--- Begin Records provided ---

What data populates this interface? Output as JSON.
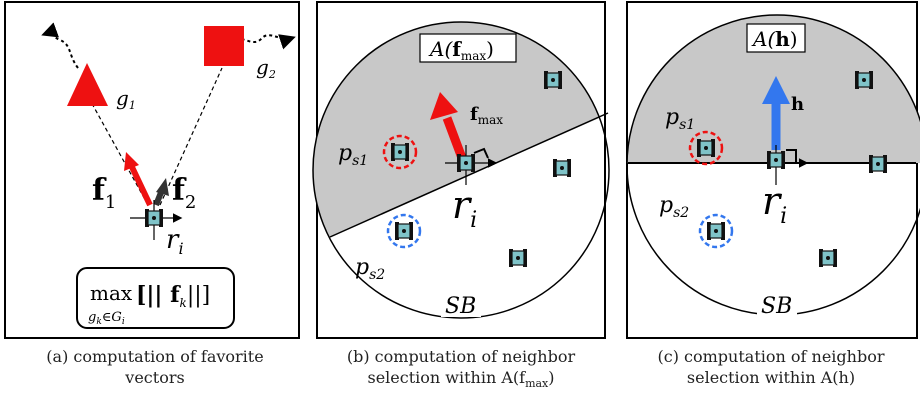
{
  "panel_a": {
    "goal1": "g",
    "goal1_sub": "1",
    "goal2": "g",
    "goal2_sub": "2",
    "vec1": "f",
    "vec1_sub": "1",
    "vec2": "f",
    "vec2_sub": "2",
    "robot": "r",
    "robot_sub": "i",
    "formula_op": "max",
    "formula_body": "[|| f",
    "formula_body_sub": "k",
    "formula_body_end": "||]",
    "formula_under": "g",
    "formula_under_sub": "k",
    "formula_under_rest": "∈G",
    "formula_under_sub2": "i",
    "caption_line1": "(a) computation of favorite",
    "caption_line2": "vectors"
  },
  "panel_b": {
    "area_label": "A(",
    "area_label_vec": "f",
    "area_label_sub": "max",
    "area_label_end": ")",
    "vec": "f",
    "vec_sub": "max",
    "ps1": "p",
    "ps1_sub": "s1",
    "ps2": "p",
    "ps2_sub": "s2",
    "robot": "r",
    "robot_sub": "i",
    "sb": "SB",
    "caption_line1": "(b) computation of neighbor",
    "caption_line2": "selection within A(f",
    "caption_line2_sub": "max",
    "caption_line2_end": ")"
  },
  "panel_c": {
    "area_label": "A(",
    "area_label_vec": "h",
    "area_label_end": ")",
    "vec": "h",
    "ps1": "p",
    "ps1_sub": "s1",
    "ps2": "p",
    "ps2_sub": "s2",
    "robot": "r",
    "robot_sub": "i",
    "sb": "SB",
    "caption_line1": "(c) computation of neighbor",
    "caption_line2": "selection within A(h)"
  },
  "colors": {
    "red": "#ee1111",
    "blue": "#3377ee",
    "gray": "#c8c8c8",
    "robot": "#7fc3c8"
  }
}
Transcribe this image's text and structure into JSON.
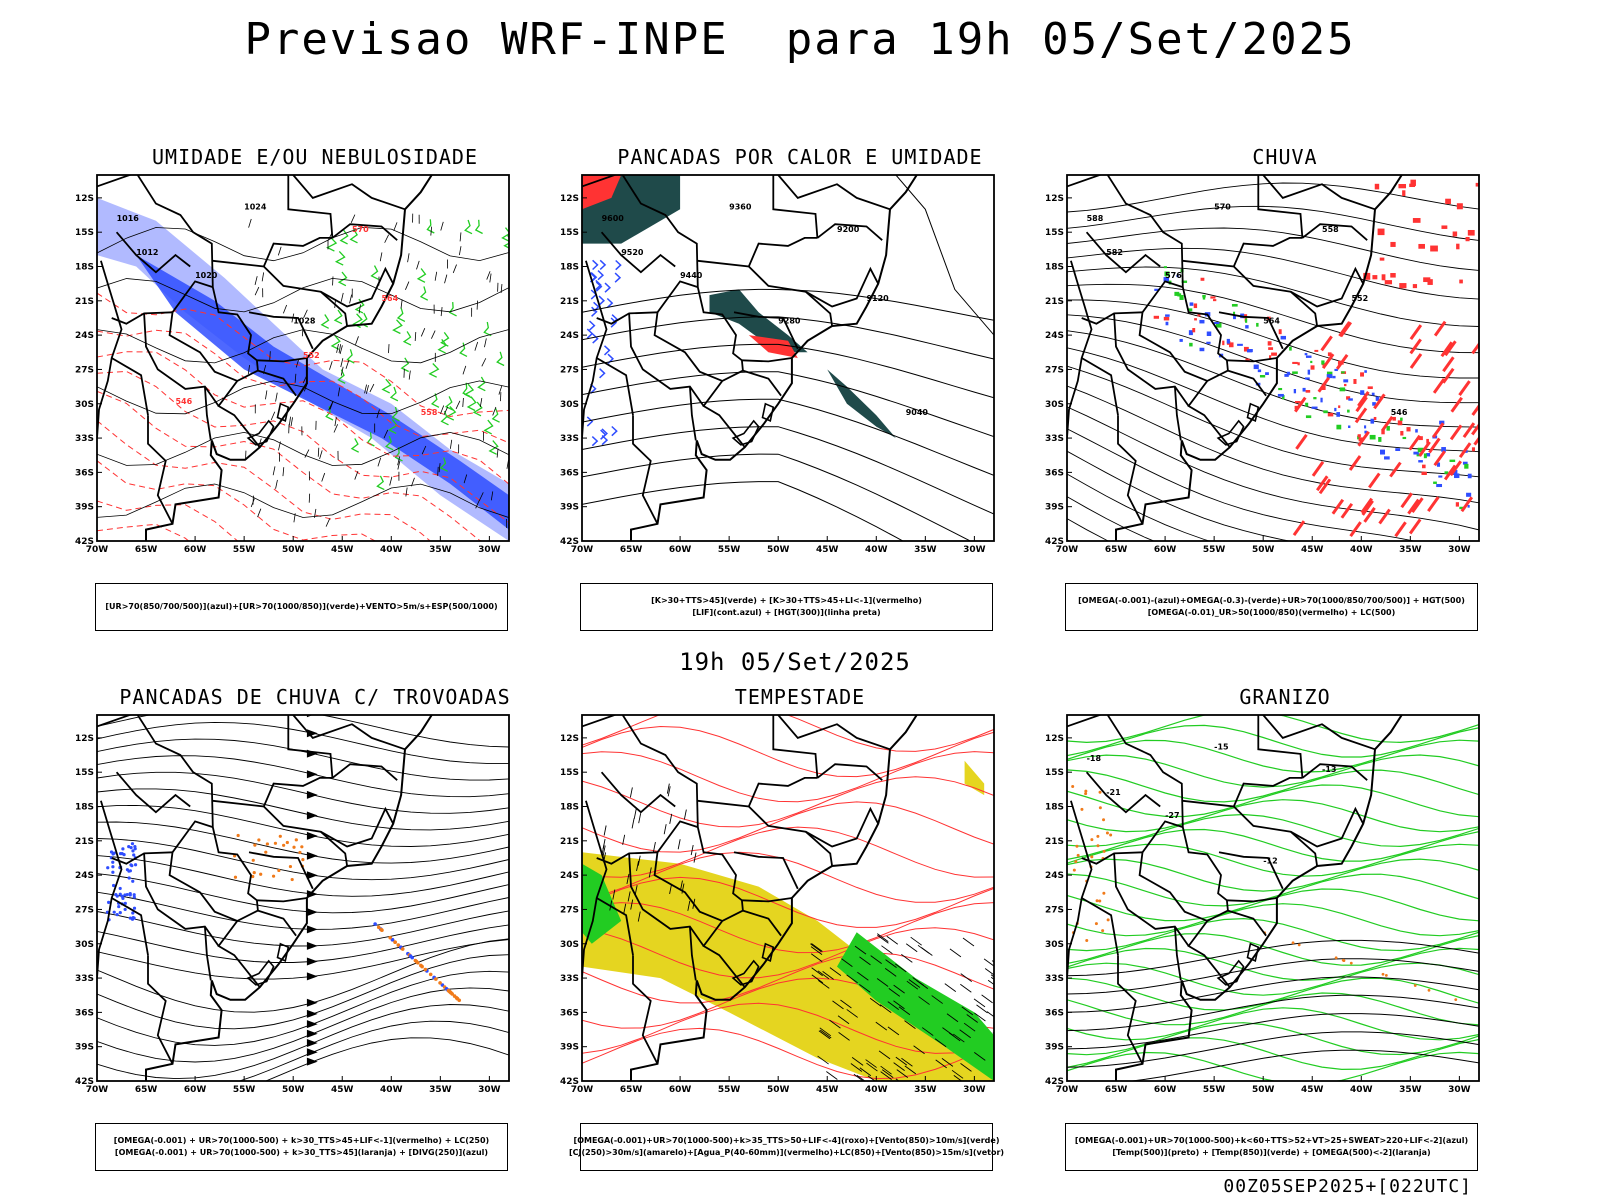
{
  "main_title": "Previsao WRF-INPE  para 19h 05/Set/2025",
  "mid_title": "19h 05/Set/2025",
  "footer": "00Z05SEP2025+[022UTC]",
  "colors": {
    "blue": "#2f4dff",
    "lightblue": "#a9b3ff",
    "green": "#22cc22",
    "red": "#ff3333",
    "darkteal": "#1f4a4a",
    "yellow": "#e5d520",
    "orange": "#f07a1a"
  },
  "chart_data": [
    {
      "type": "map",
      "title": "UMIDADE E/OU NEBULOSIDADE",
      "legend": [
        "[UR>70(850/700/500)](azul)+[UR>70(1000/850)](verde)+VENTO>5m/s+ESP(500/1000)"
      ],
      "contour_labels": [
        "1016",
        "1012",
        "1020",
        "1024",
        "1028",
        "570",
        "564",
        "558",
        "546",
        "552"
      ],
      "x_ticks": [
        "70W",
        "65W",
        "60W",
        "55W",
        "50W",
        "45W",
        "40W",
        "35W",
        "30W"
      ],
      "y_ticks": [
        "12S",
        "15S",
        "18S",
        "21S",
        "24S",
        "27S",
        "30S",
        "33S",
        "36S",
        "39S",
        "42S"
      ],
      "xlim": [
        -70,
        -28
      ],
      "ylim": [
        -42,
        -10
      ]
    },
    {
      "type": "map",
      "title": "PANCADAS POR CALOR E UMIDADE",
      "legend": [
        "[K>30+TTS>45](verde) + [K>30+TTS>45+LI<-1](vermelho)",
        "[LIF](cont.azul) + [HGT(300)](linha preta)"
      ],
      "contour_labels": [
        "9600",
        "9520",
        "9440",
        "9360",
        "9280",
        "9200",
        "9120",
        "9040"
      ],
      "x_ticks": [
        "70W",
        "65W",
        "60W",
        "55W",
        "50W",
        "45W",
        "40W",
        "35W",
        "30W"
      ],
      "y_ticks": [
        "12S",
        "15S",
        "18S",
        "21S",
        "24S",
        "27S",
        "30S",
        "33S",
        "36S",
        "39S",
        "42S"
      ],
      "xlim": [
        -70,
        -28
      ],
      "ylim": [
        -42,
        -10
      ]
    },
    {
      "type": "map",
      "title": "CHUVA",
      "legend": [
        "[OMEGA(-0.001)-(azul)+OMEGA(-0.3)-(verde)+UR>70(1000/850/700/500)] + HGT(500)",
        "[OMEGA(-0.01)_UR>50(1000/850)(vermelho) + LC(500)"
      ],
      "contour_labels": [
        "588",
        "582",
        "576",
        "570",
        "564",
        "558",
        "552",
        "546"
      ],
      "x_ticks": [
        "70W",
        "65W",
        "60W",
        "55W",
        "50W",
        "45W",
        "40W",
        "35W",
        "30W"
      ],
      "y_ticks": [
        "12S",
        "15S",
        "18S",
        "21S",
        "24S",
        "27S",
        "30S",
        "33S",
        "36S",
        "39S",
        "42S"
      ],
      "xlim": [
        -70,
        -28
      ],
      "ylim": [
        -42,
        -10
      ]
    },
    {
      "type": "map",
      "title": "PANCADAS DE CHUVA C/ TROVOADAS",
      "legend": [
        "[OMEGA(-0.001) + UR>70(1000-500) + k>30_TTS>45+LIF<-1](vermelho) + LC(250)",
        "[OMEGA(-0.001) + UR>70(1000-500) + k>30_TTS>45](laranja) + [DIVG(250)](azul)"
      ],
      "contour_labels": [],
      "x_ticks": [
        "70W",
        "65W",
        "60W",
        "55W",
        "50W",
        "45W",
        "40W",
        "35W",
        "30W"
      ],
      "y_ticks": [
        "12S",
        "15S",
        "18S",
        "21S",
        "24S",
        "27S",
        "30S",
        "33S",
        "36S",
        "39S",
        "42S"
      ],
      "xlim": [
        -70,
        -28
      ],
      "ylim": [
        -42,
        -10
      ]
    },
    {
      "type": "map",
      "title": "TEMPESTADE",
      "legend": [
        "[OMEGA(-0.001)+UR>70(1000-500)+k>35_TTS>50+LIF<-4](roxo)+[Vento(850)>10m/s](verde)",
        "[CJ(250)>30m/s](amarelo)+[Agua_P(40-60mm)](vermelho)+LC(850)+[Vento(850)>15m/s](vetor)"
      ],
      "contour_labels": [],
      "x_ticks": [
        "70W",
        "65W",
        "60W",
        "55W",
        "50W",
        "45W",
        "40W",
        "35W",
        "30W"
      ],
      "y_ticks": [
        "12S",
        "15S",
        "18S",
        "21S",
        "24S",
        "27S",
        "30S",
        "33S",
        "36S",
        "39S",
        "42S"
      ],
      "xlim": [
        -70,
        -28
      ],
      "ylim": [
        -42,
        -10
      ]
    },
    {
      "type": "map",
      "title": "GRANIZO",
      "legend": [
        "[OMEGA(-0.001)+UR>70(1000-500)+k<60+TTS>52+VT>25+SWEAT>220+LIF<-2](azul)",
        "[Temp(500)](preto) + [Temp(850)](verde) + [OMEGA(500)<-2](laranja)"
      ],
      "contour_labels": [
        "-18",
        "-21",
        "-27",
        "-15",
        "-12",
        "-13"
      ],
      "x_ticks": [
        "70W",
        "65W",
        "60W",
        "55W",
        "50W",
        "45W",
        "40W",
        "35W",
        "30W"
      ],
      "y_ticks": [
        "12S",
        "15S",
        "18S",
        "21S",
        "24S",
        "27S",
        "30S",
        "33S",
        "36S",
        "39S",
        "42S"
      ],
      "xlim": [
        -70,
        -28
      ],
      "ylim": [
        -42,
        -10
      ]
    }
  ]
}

--- End Records provided ---

### [What is required]
Your task is to transcribe all of the records precisely, with no images included.

### [Solution]
What data populates this interface? Output as JSON.
{
  "panel_a": {
    "goal1": "g",
    "goal1_sub": "1",
    "goal2": "g",
    "goal2_sub": "2",
    "vec1": "f",
    "vec1_sub": "1",
    "vec2": "f",
    "vec2_sub": "2",
    "robot": "r",
    "robot_sub": "i",
    "formula_op": "max",
    "formula_body": "[|| f",
    "formula_body_sub": "k",
    "formula_body_end": "||]",
    "formula_under": "g",
    "formula_under_sub": "k",
    "formula_under_rest": "∈G",
    "formula_under_sub2": "i",
    "caption_line1": "(a) computation of favorite",
    "caption_line2": "vectors"
  },
  "panel_b": {
    "area_label": "A(",
    "area_label_vec": "f",
    "area_label_sub": "max",
    "area_label_end": ")",
    "vec": "f",
    "vec_sub": "max",
    "ps1": "p",
    "ps1_sub": "s1",
    "ps2": "p",
    "ps2_sub": "s2",
    "robot": "r",
    "robot_sub": "i",
    "sb": "SB",
    "caption_line1": "(b) computation of neighbor",
    "caption_line2": "selection within A(f",
    "caption_line2_sub": "max",
    "caption_line2_end": ")"
  },
  "panel_c": {
    "area_label": "A(",
    "area_label_vec": "h",
    "area_label_end": ")",
    "vec": "h",
    "ps1": "p",
    "ps1_sub": "s1",
    "ps2": "p",
    "ps2_sub": "s2",
    "robot": "r",
    "robot_sub": "i",
    "sb": "SB",
    "caption_line1": "(c) computation of neighbor",
    "caption_line2": "selection within A(h)"
  },
  "colors": {
    "red": "#ee1111",
    "blue": "#3377ee",
    "gray": "#c8c8c8",
    "robot": "#7fc3c8"
  }
}
Transcribe this image's text and structure into JSON.
{
  "main_title": "Previsao WRF-INPE  para 19h 05/Set/2025",
  "mid_title": "19h 05/Set/2025",
  "footer": "00Z05SEP2025+[022UTC]",
  "colors": {
    "blue": "#2f4dff",
    "lightblue": "#a9b3ff",
    "green": "#22cc22",
    "red": "#ff3333",
    "darkteal": "#1f4a4a",
    "yellow": "#e5d520",
    "orange": "#f07a1a"
  },
  "chart_data": [
    {
      "type": "map",
      "title": "UMIDADE E/OU NEBULOSIDADE",
      "legend": [
        "[UR>70(850/700/500)](azul)+[UR>70(1000/850)](verde)+VENTO>5m/s+ESP(500/1000)"
      ],
      "contour_labels": [
        "1016",
        "1012",
        "1020",
        "1024",
        "1028",
        "570",
        "564",
        "558",
        "546",
        "552"
      ],
      "x_ticks": [
        "70W",
        "65W",
        "60W",
        "55W",
        "50W",
        "45W",
        "40W",
        "35W",
        "30W"
      ],
      "y_ticks": [
        "12S",
        "15S",
        "18S",
        "21S",
        "24S",
        "27S",
        "30S",
        "33S",
        "36S",
        "39S",
        "42S"
      ],
      "xlim": [
        -70,
        -28
      ],
      "ylim": [
        -42,
        -10
      ]
    },
    {
      "type": "map",
      "title": "PANCADAS POR CALOR E UMIDADE",
      "legend": [
        "[K>30+TTS>45](verde) + [K>30+TTS>45+LI<-1](vermelho)",
        "[LIF](cont.azul) + [HGT(300)](linha preta)"
      ],
      "contour_labels": [
        "9600",
        "9520",
        "9440",
        "9360",
        "9280",
        "9200",
        "9120",
        "9040"
      ],
      "x_ticks": [
        "70W",
        "65W",
        "60W",
        "55W",
        "50W",
        "45W",
        "40W",
        "35W",
        "30W"
      ],
      "y_ticks": [
        "12S",
        "15S",
        "18S",
        "21S",
        "24S",
        "27S",
        "30S",
        "33S",
        "36S",
        "39S",
        "42S"
      ],
      "xlim": [
        -70,
        -28
      ],
      "ylim": [
        -42,
        -10
      ]
    },
    {
      "type": "map",
      "title": "CHUVA",
      "legend": [
        "[OMEGA(-0.001)-(azul)+OMEGA(-0.3)-(verde)+UR>70(1000/850/700/500)] + HGT(500)",
        "[OMEGA(-0.01)_UR>50(1000/850)(vermelho) + LC(500)"
      ],
      "contour_labels": [
        "588",
        "582",
        "576",
        "570",
        "564",
        "558",
        "552",
        "546"
      ],
      "x_ticks": [
        "70W",
        "65W",
        "60W",
        "55W",
        "50W",
        "45W",
        "40W",
        "35W",
        "30W"
      ],
      "y_ticks": [
        "12S",
        "15S",
        "18S",
        "21S",
        "24S",
        "27S",
        "30S",
        "33S",
        "36S",
        "39S",
        "42S"
      ],
      "xlim": [
        -70,
        -28
      ],
      "ylim": [
        -42,
        -10
      ]
    },
    {
      "type": "map",
      "title": "PANCADAS DE CHUVA C/ TROVOADAS",
      "legend": [
        "[OMEGA(-0.001) + UR>70(1000-500) + k>30_TTS>45+LIF<-1](vermelho) + LC(250)",
        "[OMEGA(-0.001) + UR>70(1000-500) + k>30_TTS>45](laranja) + [DIVG(250)](azul)"
      ],
      "contour_labels": [],
      "x_ticks": [
        "70W",
        "65W",
        "60W",
        "55W",
        "50W",
        "45W",
        "40W",
        "35W",
        "30W"
      ],
      "y_ticks": [
        "12S",
        "15S",
        "18S",
        "21S",
        "24S",
        "27S",
        "30S",
        "33S",
        "36S",
        "39S",
        "42S"
      ],
      "xlim": [
        -70,
        -28
      ],
      "ylim": [
        -42,
        -10
      ]
    },
    {
      "type": "map",
      "title": "TEMPESTADE",
      "legend": [
        "[OMEGA(-0.001)+UR>70(1000-500)+k>35_TTS>50+LIF<-4](roxo)+[Vento(850)>10m/s](verde)",
        "[CJ(250)>30m/s](amarelo)+[Agua_P(40-60mm)](vermelho)+LC(850)+[Vento(850)>15m/s](vetor)"
      ],
      "contour_labels": [],
      "x_ticks": [
        "70W",
        "65W",
        "60W",
        "55W",
        "50W",
        "45W",
        "40W",
        "35W",
        "30W"
      ],
      "y_ticks": [
        "12S",
        "15S",
        "18S",
        "21S",
        "24S",
        "27S",
        "30S",
        "33S",
        "36S",
        "39S",
        "42S"
      ],
      "xlim": [
        -70,
        -28
      ],
      "ylim": [
        -42,
        -10
      ]
    },
    {
      "type": "map",
      "title": "GRANIZO",
      "legend": [
        "[OMEGA(-0.001)+UR>70(1000-500)+k<60+TTS>52+VT>25+SWEAT>220+LIF<-2](azul)",
        "[Temp(500)](preto) + [Temp(850)](verde) + [OMEGA(500)<-2](laranja)"
      ],
      "contour_labels": [
        "-18",
        "-21",
        "-27",
        "-15",
        "-12",
        "-13"
      ],
      "x_ticks": [
        "70W",
        "65W",
        "60W",
        "55W",
        "50W",
        "45W",
        "40W",
        "35W",
        "30W"
      ],
      "y_ticks": [
        "12S",
        "15S",
        "18S",
        "21S",
        "24S",
        "27S",
        "30S",
        "33S",
        "36S",
        "39S",
        "42S"
      ],
      "xlim": [
        -70,
        -28
      ],
      "ylim": [
        -42,
        -10
      ]
    }
  ]
}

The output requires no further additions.